### What to do
Gather all lines from the material that contain "контакта".

### Material shown
···

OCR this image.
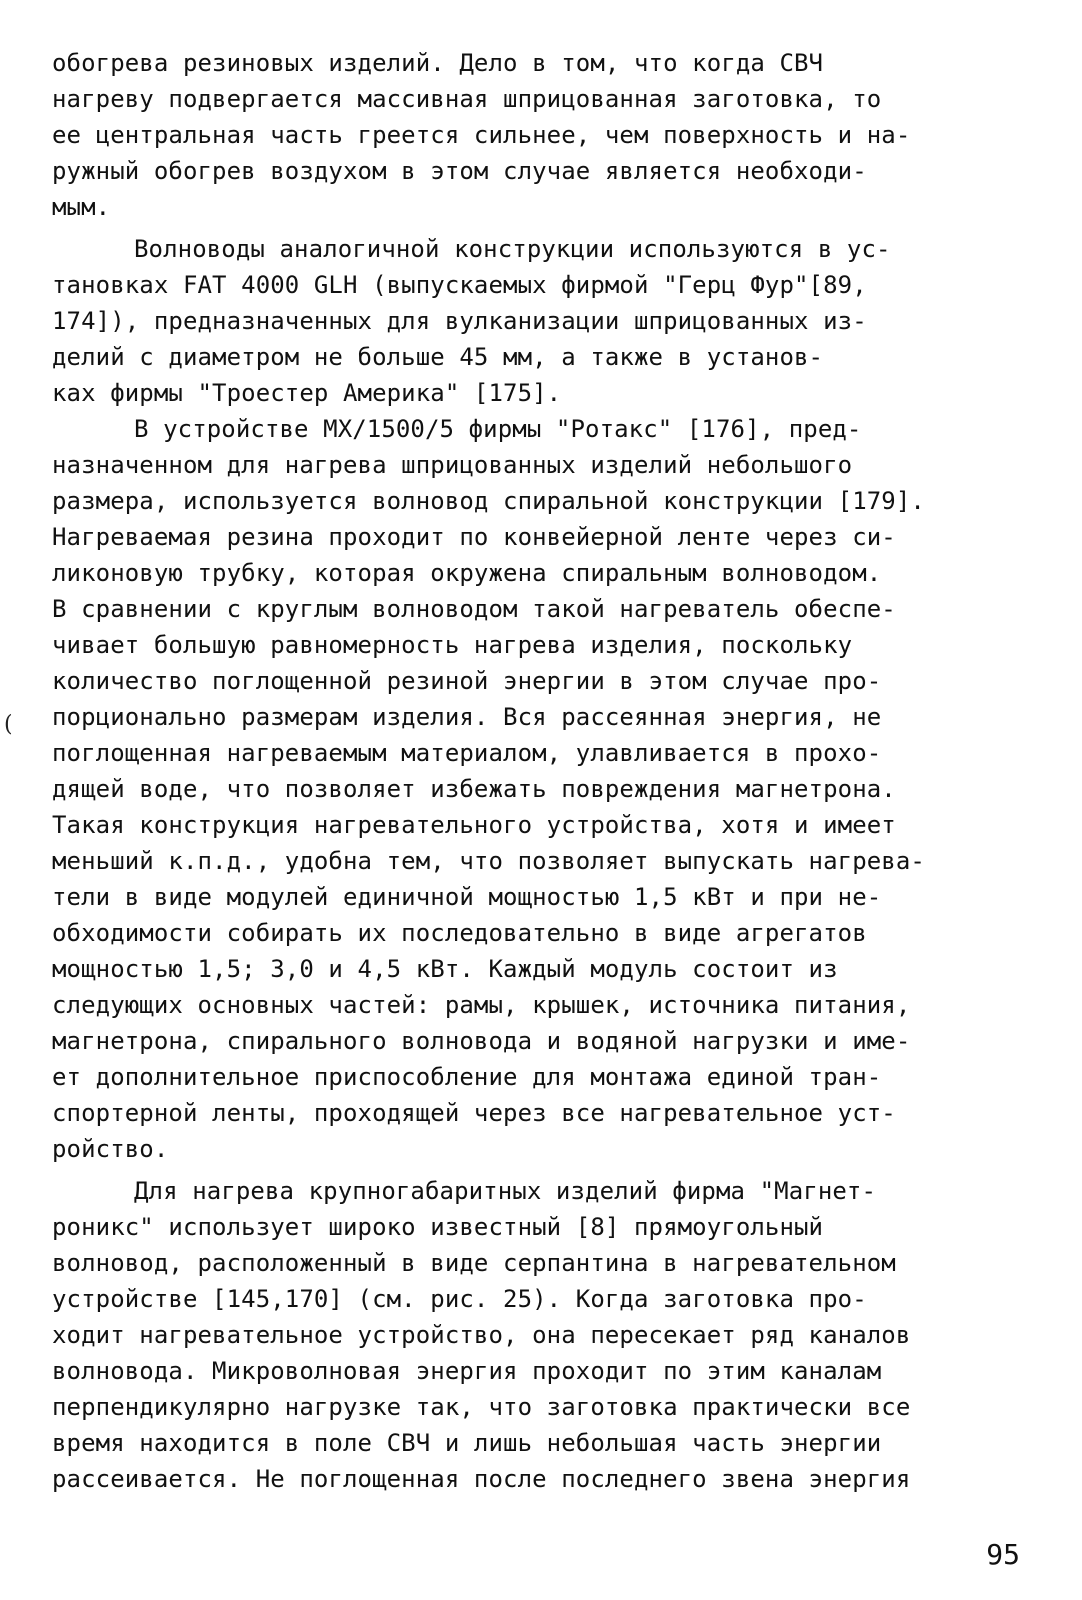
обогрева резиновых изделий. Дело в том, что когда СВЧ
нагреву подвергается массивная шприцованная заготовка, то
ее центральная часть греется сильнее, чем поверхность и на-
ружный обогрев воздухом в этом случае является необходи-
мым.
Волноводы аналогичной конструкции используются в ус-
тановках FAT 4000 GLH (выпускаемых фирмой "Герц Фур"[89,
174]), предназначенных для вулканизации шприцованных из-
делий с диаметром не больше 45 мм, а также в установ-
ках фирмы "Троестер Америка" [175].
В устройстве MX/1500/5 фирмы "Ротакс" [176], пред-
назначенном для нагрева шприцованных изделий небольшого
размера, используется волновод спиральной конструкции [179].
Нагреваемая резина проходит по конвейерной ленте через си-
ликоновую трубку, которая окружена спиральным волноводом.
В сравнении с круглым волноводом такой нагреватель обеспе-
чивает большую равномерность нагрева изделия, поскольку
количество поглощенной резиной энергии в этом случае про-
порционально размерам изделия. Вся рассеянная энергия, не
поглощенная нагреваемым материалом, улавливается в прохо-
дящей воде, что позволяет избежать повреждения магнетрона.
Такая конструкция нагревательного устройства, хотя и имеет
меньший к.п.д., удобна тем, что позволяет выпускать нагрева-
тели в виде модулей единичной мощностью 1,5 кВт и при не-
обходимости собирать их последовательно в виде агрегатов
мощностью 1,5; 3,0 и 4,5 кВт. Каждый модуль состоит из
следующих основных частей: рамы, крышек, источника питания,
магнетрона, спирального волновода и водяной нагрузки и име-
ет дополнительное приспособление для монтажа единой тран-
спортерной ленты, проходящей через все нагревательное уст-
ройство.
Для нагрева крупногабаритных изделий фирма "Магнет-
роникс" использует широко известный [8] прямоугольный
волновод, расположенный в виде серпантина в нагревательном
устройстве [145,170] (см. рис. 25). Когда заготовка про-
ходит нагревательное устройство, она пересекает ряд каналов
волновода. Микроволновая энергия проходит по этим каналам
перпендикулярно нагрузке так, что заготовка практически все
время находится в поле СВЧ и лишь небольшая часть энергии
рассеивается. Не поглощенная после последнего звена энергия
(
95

···

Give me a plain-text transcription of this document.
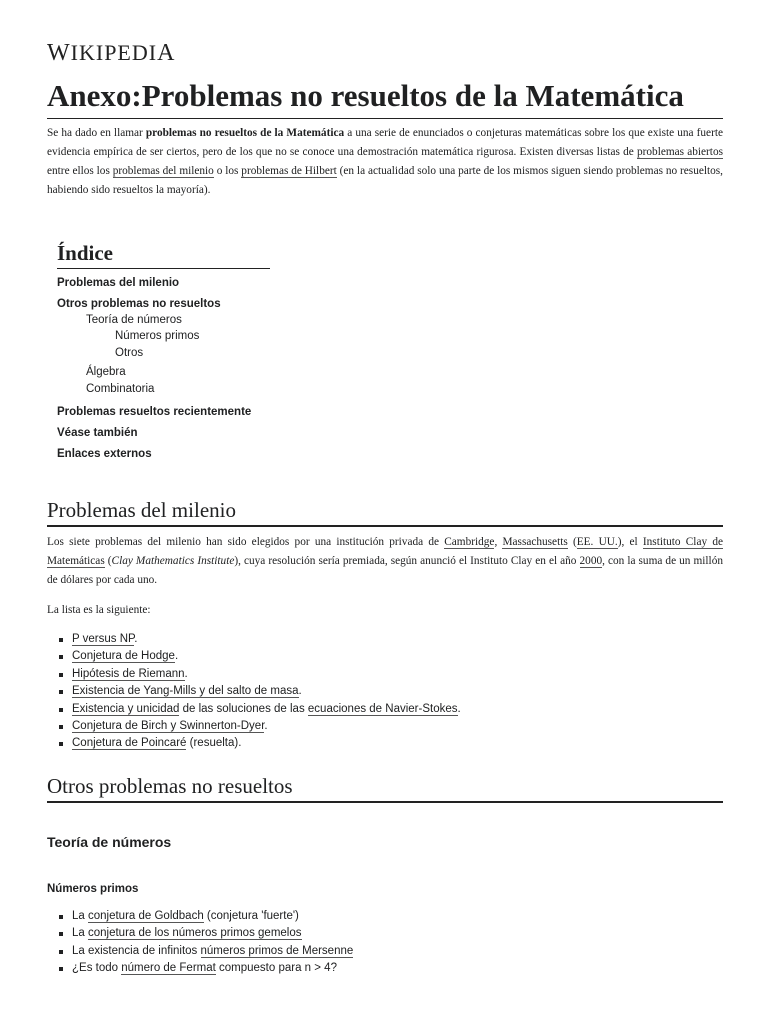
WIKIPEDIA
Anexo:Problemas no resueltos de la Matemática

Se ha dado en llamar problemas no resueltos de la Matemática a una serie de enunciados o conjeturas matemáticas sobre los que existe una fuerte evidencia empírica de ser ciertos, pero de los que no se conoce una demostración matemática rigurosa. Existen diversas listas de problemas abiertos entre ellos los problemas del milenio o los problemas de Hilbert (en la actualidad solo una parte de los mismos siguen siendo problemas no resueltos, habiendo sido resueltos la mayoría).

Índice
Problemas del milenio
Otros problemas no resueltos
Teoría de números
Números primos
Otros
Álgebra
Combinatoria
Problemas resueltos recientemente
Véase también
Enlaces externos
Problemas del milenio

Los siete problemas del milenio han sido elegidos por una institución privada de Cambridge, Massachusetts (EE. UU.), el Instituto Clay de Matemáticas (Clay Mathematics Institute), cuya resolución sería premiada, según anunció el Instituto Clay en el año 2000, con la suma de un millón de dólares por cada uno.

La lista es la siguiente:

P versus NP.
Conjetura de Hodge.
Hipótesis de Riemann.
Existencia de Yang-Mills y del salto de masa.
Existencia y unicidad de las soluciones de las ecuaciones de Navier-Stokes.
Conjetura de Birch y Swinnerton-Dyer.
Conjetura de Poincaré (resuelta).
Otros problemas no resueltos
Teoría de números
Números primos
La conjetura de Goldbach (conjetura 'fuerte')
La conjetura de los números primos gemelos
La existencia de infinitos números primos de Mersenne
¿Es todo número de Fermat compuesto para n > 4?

···

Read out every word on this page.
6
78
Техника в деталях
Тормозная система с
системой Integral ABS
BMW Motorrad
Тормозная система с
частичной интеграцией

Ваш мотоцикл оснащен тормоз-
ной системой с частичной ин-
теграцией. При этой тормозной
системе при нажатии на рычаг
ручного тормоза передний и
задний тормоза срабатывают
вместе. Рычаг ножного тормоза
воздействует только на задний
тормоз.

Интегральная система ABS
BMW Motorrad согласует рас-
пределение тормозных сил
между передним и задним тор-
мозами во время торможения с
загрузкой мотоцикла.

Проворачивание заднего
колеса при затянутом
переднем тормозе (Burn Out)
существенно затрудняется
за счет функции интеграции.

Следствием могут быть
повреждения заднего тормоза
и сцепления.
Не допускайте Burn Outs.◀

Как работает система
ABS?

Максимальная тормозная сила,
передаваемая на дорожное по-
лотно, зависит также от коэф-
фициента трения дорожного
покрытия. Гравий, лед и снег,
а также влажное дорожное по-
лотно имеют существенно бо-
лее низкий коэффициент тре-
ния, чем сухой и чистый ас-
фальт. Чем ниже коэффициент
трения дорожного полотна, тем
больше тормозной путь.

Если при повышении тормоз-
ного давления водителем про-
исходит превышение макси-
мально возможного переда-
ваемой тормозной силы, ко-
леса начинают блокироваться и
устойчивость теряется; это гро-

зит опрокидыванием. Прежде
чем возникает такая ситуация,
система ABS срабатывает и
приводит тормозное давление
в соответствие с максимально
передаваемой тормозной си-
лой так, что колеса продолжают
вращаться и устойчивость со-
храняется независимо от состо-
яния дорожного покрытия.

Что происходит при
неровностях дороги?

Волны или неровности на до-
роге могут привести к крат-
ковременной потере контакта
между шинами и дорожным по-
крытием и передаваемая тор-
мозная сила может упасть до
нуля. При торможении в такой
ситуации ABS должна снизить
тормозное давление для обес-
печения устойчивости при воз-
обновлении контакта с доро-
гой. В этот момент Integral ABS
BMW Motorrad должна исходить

···

### Worked solution
ковременной потере контакта
обновлении контакта с доро-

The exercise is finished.